- **Problem requirements**
Transcribe the records exactly. Pictures do not belong in the transcription.

>> Begin Provided material

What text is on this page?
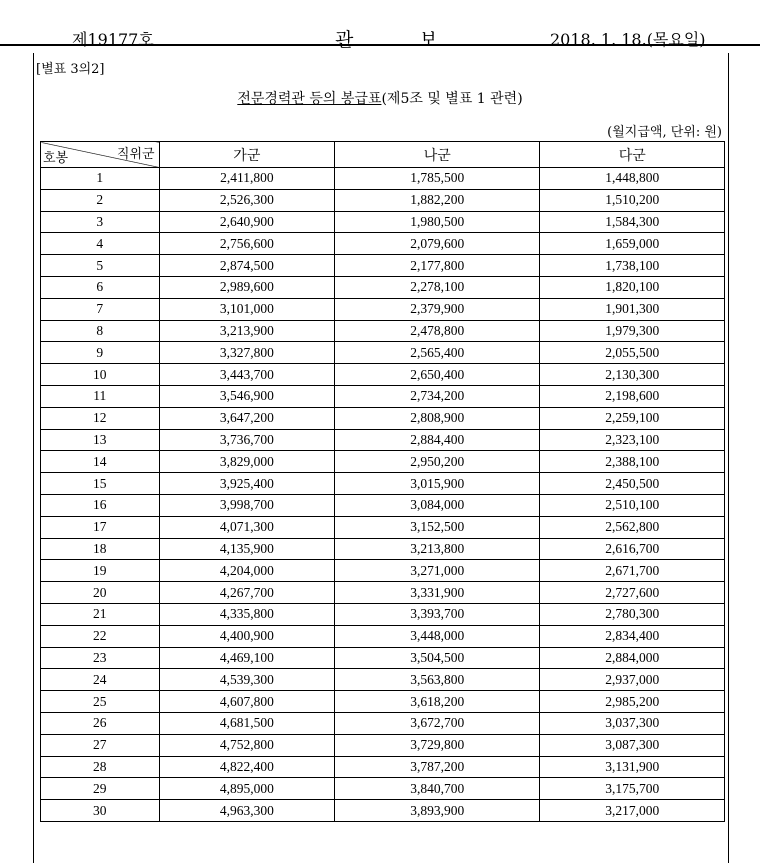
제19177호	관보	2018. 1. 18.(목요일)
[별표 3의2]
전문경력관 등의 봉급표(제5조 및 별표 1 관련)
(월지급액, 단위: 원)
직위군
호봉	가군	나군	다군
1	2,411,800	1,785,500	1,448,800
2	2,526,300	1,882,200	1,510,200
3	2,640,900	1,980,500	1,584,300
4	2,756,600	2,079,600	1,659,000
5	2,874,500	2,177,800	1,738,100
6	2,989,600	2,278,100	1,820,100
7	3,101,000	2,379,900	1,901,300
8	3,213,900	2,478,800	1,979,300
9	3,327,800	2,565,400	2,055,500
10	3,443,700	2,650,400	2,130,300
11	3,546,900	2,734,200	2,198,600
12	3,647,200	2,808,900	2,259,100
13	3,736,700	2,884,400	2,323,100
14	3,829,000	2,950,200	2,388,100
15	3,925,400	3,015,900	2,450,500
16	3,998,700	3,084,000	2,510,100
17	4,071,300	3,152,500	2,562,800
18	4,135,900	3,213,800	2,616,700
19	4,204,000	3,271,000	2,671,700
20	4,267,700	3,331,900	2,727,600
21	4,335,800	3,393,700	2,780,300
22	4,400,900	3,448,000	2,834,400
23	4,469,100	3,504,500	2,884,000
24	4,539,300	3,563,800	2,937,000
25	4,607,800	3,618,200	2,985,200
26	4,681,500	3,672,700	3,037,300
27	4,752,800	3,729,800	3,087,300
28	4,822,400	3,787,200	3,131,900
29	4,895,000	3,840,700	3,175,700
30	4,963,300	3,893,900	3,217,000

>> End Provided material

- **Response to the exercise**
What text is on this page?
제19177호	관보	2018. 1. 18.(목요일)
[별표 3의2]
전문경력관 등의 봉급표(제5조 및 별표 1 관련)
(월지급액, 단위: 원)
직위군
호봉	가군	나군	다군
1	2,411,800	1,785,500	1,448,800
2	2,526,300	1,882,200	1,510,200
3	2,640,900	1,980,500	1,584,300
4	2,756,600	2,079,600	1,659,000
5	2,874,500	2,177,800	1,738,100
6	2,989,600	2,278,100	1,820,100
7	3,101,000	2,379,900	1,901,300
8	3,213,900	2,478,800	1,979,300
9	3,327,800	2,565,400	2,055,500
10	3,443,700	2,650,400	2,130,300
11	3,546,900	2,734,200	2,198,600
12	3,647,200	2,808,900	2,259,100
13	3,736,700	2,884,400	2,323,100
14	3,829,000	2,950,200	2,388,100
15	3,925,400	3,015,900	2,450,500
16	3,998,700	3,084,000	2,510,100
17	4,071,300	3,152,500	2,562,800
18	4,135,900	3,213,800	2,616,700
19	4,204,000	3,271,000	2,671,700
20	4,267,700	3,331,900	2,727,600
21	4,335,800	3,393,700	2,780,300
22	4,400,900	3,448,000	2,834,400
23	4,469,100	3,504,500	2,884,000
24	4,539,300	3,563,800	2,937,000
25	4,607,800	3,618,200	2,985,200
26	4,681,500	3,672,700	3,037,300
27	4,752,800	3,729,800	3,087,300
28	4,822,400	3,787,200	3,131,900
29	4,895,000	3,840,700	3,175,700
30	4,963,300	3,893,900	3,217,000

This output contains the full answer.